▶ **TASK TO COMPLETE**: Count how many lines in the entries below contain the string "gapdh", with case counting, and give only that number.

▶ **GIVEN RECORDS**:
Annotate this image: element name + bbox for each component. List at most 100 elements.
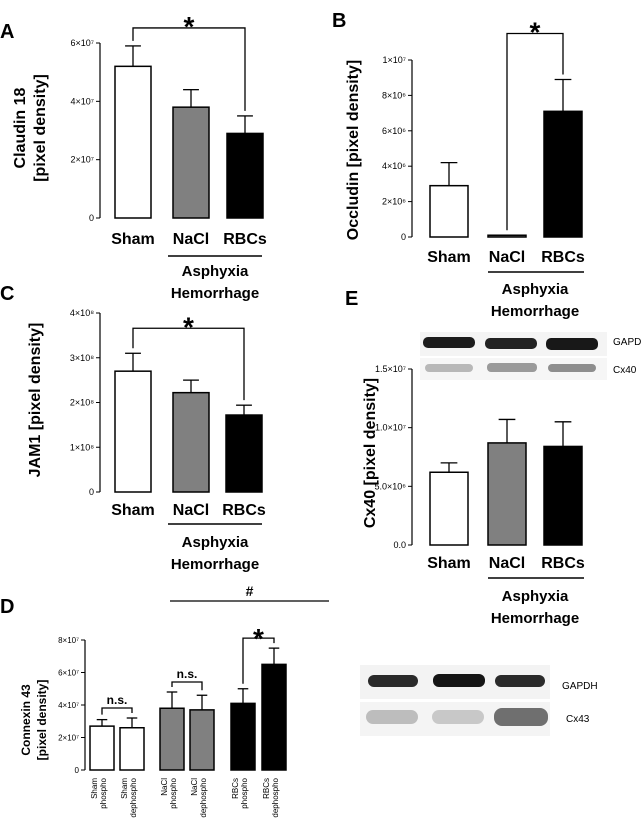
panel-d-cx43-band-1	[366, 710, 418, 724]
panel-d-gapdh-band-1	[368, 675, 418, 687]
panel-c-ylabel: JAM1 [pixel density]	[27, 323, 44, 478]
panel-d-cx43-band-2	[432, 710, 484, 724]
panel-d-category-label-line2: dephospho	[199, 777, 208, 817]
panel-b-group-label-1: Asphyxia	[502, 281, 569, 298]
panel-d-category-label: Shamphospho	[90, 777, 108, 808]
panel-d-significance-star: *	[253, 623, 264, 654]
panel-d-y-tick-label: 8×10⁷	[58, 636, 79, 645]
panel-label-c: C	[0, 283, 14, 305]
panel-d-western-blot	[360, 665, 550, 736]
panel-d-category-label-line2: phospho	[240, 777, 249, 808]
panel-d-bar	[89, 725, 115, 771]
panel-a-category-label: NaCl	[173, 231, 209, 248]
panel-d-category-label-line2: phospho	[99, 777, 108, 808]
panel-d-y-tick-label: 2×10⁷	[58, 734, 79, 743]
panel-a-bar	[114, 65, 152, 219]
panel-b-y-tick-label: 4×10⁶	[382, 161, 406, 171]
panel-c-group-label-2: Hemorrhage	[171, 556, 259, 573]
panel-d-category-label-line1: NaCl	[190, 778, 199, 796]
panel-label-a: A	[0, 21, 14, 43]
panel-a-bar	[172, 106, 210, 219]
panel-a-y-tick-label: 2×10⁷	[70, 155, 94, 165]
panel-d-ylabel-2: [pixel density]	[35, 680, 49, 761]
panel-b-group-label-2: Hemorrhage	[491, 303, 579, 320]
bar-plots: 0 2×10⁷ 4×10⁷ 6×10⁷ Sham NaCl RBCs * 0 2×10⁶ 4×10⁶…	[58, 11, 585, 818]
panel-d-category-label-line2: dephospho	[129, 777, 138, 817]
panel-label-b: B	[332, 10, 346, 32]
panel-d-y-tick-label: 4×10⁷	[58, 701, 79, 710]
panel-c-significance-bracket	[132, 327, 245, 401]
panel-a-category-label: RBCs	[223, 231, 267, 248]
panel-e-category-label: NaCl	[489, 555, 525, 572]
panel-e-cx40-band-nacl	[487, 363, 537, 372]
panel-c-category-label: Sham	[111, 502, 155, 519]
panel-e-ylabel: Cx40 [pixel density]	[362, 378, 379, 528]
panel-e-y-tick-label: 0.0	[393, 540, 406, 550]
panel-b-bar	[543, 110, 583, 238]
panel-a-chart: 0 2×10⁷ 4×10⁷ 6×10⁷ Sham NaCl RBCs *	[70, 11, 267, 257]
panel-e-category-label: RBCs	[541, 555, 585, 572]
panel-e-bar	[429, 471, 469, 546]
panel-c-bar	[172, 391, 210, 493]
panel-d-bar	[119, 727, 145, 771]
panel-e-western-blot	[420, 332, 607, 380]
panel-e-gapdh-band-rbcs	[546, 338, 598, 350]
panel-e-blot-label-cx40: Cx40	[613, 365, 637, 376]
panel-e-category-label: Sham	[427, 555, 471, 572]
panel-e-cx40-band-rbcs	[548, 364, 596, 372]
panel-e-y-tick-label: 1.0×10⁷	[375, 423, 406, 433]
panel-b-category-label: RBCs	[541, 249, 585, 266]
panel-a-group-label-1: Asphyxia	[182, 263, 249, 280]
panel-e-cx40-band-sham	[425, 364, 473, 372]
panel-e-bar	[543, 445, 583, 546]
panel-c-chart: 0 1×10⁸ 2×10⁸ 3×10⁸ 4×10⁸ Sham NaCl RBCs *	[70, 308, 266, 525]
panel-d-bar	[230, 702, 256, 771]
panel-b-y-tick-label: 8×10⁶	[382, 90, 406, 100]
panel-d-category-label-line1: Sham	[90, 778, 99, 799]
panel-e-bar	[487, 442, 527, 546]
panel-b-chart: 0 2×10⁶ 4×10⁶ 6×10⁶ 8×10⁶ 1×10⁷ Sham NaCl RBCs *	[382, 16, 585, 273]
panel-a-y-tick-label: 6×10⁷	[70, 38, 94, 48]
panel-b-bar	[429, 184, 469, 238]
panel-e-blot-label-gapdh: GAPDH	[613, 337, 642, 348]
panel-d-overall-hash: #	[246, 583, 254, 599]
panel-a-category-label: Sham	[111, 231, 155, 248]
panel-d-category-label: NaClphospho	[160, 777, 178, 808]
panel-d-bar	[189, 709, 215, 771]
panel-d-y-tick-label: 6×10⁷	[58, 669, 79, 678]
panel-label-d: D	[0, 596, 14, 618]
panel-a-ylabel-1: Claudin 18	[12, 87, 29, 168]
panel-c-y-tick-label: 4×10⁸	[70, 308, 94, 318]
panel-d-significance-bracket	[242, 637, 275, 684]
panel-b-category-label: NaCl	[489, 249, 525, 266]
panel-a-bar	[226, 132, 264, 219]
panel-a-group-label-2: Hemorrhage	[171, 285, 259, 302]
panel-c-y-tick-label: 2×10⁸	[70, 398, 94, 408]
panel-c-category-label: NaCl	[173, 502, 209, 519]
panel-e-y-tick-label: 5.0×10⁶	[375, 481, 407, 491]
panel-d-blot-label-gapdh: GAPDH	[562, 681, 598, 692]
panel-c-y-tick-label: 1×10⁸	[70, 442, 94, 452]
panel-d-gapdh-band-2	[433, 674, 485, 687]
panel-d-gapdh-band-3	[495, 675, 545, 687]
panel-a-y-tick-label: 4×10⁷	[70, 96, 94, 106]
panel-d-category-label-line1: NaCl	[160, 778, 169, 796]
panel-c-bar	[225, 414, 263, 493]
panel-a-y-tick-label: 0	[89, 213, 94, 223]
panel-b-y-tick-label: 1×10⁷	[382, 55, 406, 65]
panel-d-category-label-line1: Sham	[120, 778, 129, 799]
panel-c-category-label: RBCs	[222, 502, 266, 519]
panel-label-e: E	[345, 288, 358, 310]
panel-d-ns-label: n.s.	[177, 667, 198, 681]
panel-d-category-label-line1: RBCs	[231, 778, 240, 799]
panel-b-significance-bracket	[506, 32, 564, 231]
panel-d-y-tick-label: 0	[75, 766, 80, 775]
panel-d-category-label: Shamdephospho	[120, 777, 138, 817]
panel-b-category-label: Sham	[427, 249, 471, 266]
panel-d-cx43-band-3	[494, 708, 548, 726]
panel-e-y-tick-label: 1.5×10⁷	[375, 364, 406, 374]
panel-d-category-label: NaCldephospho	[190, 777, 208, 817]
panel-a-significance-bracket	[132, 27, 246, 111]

▶ **EXPECTED ANSWER**: 6